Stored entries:
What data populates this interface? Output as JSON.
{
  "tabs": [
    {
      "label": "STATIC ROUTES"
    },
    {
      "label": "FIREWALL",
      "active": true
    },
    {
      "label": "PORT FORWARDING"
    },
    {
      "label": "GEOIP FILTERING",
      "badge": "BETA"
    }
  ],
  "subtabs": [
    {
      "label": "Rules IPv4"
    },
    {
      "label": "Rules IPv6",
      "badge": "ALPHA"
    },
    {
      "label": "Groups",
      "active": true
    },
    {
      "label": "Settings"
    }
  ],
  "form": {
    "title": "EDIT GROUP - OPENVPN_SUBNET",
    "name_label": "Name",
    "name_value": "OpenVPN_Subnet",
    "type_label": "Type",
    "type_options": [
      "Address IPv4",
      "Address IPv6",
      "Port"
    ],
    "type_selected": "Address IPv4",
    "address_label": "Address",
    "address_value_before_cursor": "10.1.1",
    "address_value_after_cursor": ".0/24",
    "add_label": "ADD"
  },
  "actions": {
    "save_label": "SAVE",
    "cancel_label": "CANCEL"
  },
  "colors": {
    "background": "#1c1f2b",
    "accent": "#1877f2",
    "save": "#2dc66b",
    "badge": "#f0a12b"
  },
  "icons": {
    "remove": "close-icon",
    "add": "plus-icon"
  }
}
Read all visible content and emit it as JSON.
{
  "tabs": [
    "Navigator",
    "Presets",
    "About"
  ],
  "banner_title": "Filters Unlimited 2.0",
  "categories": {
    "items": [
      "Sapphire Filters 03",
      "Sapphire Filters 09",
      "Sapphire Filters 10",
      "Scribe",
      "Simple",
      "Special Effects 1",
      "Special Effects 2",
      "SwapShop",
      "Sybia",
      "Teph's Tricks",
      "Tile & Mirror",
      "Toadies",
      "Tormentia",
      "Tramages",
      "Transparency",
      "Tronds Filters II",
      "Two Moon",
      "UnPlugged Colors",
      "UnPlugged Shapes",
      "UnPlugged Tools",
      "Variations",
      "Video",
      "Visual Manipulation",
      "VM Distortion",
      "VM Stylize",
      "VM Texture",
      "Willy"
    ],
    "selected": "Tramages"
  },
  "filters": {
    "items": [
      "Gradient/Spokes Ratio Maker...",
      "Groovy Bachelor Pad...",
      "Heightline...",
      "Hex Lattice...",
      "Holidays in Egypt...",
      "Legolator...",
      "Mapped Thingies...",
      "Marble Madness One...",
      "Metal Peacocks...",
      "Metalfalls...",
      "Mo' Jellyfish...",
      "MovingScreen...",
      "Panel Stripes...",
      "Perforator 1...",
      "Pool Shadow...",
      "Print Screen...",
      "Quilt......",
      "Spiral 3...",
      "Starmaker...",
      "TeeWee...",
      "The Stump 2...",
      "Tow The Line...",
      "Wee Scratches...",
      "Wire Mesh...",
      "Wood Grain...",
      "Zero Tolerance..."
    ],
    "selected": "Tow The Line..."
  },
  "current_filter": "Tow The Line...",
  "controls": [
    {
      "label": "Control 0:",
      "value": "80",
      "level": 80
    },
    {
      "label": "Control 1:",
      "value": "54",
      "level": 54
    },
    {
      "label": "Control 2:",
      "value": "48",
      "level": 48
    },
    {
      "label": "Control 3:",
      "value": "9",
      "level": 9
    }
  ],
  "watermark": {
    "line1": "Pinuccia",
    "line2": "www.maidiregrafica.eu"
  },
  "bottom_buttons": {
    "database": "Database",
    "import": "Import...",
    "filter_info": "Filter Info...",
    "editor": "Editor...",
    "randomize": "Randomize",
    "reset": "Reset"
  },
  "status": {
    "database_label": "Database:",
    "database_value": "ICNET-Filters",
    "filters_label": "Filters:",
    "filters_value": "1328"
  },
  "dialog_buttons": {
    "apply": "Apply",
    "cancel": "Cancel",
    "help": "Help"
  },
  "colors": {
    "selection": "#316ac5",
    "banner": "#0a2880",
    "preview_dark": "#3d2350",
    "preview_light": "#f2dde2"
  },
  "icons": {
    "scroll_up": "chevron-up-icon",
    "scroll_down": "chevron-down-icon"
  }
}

## GIVEN REQUEST
Copy in full each line that holds the word "Sapphire".

## THE SOLUTION
      "Sapphire Filters 03",
      "Sapphire Filters 09",
      "Sapphire Filters 10",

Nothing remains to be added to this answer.